• REQUIREMENT
In the copy, include every entry exactly but none of the pictures.

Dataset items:
>> START
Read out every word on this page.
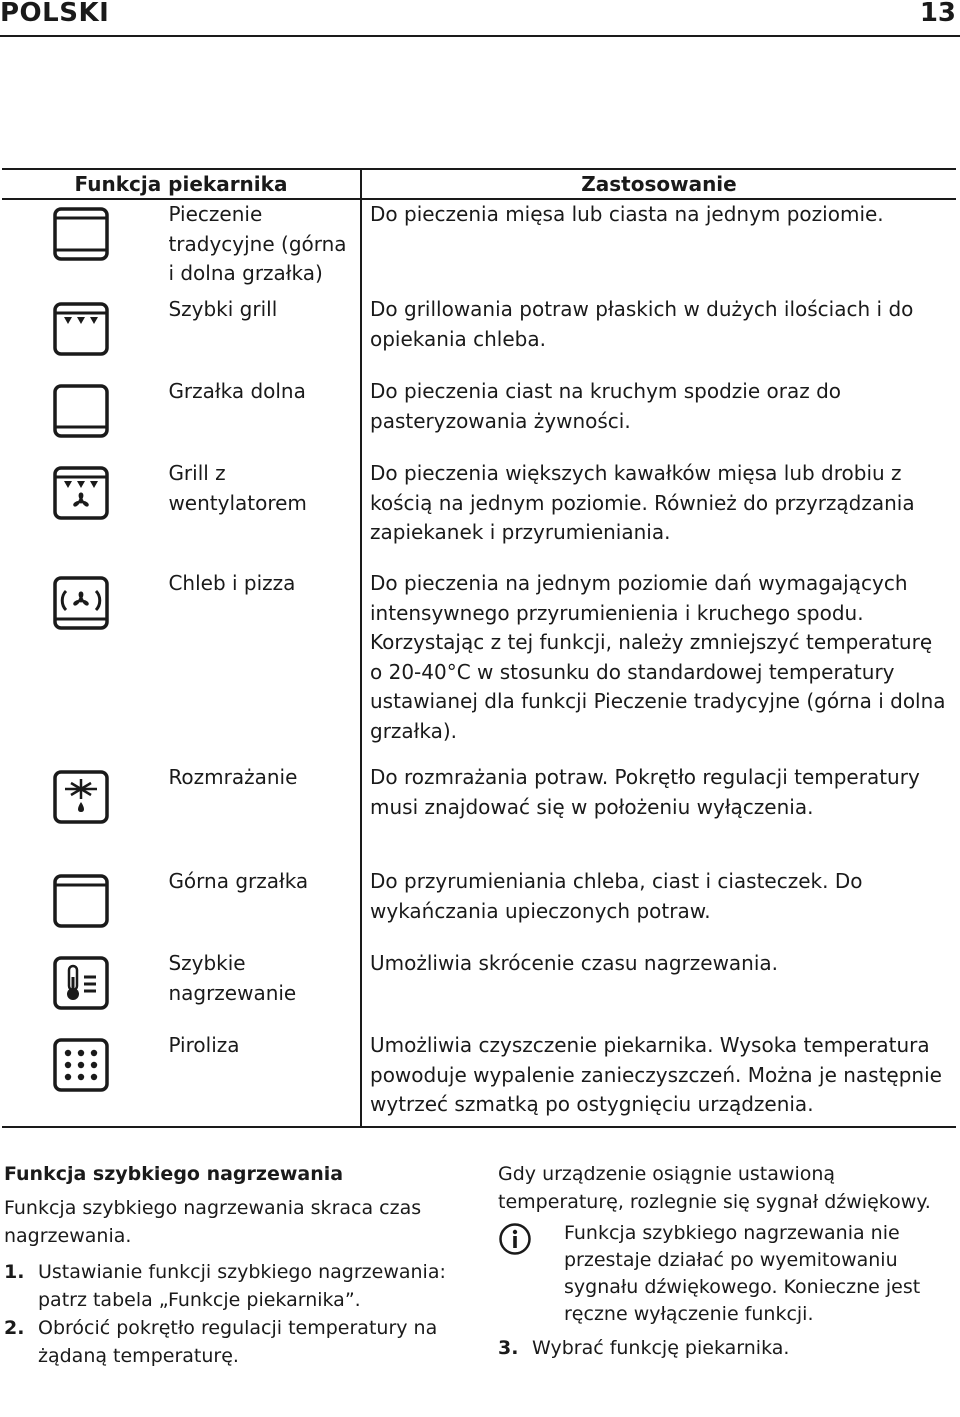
POLSKI	13
Funkcja piekarnika		Zastosowanie

	Pieczenie tradycyjne (górna i dolna grzałka)	Do pieczenia mięsa lub ciasta na jednym poziomie.

	Szybki grill	Do grillowania potraw płaskich w dużych ilościach i do opiekania chleba.

	Grzałka dolna	Do pieczenia ciast na kruchym spodzie oraz do pasteryzowania żywności.

	Grill z wentylatorem	Do pieczenia większych kawałków mięsa lub drobiu z kością na jednym poziomie. Również do przyrządzania zapiekanek i przyrumieniania.

	Chleb i pizza	Do pieczenia na jednym poziomie dań wymagających intensywnego przyrumienienia i kruchego spodu. Korzystając z tej funkcji, należy zmniejszyć temperaturę o 20-40°C w stosunku do standardowej temperatury ustawianej dla funkcji Pieczenie tradycyjne (górna i dolna grzałka).

	Rozmrażanie	Do rozmrażania potraw. Pokrętło regulacji temperatury musi znajdować się w położeniu wyłączenia.

	Górna grzałka	Do przyrumieniania chleba, ciast i ciasteczek. Do wykańczania upieczonych potraw.

	Szybkie nagrzewanie	Umożliwia skrócenie czasu nagrzewania.

	Piroliza	Umożliwia czyszczenie piekarnika. Wysoka temperatura powoduje wypalenie zanieczyszczeń. Można je następnie wytrzeć szmatką po ostygnięciu urządzenia.
Funkcja szybkiego nagrzewania
Funkcja szybkiego nagrzewania skraca czas nagrzewania.
1. Ustawianie funkcji szybkiego nagrzewania: patrz tabela „Funkcje piekarnika”.
2. Obrócić pokrętło regulacji temperatury na żądaną temperaturę.
Gdy urządzenie osiągnie ustawioną temperaturę, rozlegnie się sygnał dźwiękowy.
Funkcja szybkiego nagrzewania nie przestaje działać po wyemitowaniu sygnału dźwiękowego. Konieczne jest ręczne wyłączenie funkcji.
3. Wybrać funkcję piekarnika.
>> END
• RESULT FOR THIS TASK
Read out every word on this page.
POLSKI	13
Funkcja piekarnika		Zastosowanie

	Pieczenie tradycyjne (górna i dolna grzałka)	Do pieczenia mięsa lub ciasta na jednym poziomie.

	Szybki grill	Do grillowania potraw płaskich w dużych ilościach i do opiekania chleba.

	Grzałka dolna	Do pieczenia ciast na kruchym spodzie oraz do pasteryzowania żywności.

	Grill z wentylatorem	Do pieczenia większych kawałków mięsa lub drobiu z kością na jednym poziomie. Również do przyrządzania zapiekanek i przyrumieniania.

	Chleb i pizza	Do pieczenia na jednym poziomie dań wymagających intensywnego przyrumienienia i kruchego spodu. Korzystając z tej funkcji, należy zmniejszyć temperaturę o 20-40°C w stosunku do standardowej temperatury ustawianej dla funkcji Pieczenie tradycyjne (górna i dolna grzałka).

	Rozmrażanie	Do rozmrażania potraw. Pokrętło regulacji temperatury musi znajdować się w położeniu wyłączenia.

	Górna grzałka	Do przyrumieniania chleba, ciast i ciasteczek. Do wykańczania upieczonych potraw.

	Szybkie nagrzewanie	Umożliwia skrócenie czasu nagrzewania.

	Piroliza	Umożliwia czyszczenie piekarnika. Wysoka temperatura powoduje wypalenie zanieczyszczeń. Można je następnie wytrzeć szmatką po ostygnięciu urządzenia.
Funkcja szybkiego nagrzewania
Funkcja szybkiego nagrzewania skraca czas nagrzewania.
1. Ustawianie funkcji szybkiego nagrzewania: patrz tabela „Funkcje piekarnika”.
2. Obrócić pokrętło regulacji temperatury na żądaną temperaturę.
Gdy urządzenie osiągnie ustawioną temperaturę, rozlegnie się sygnał dźwiękowy.
Funkcja szybkiego nagrzewania nie przestaje działać po wyemitowaniu sygnału dźwiękowego. Konieczne jest ręczne wyłączenie funkcji.
3. Wybrać funkcję piekarnika.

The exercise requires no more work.